===== Data extract
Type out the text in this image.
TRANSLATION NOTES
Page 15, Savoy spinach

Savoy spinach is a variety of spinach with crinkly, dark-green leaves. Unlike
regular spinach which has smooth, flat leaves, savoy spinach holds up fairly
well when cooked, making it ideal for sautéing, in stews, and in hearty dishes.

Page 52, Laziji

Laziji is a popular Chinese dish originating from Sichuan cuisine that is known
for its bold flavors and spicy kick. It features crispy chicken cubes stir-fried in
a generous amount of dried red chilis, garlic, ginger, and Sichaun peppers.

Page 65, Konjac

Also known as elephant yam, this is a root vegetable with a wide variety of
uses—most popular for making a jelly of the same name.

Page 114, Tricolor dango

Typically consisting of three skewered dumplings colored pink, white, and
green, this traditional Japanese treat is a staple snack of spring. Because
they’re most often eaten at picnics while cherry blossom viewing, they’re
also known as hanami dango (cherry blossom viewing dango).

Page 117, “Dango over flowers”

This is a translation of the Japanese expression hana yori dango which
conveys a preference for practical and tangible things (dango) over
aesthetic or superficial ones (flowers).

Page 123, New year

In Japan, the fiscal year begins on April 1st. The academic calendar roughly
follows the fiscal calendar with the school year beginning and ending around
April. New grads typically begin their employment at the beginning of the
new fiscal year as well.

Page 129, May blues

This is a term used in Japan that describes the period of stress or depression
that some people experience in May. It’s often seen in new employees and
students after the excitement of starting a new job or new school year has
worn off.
==========
Goal of the exercise
Write out each line of the data that holds the string "flowers".

Output below
Page 117, “Dango over flowers”
aesthetic or superficial ones (flowers).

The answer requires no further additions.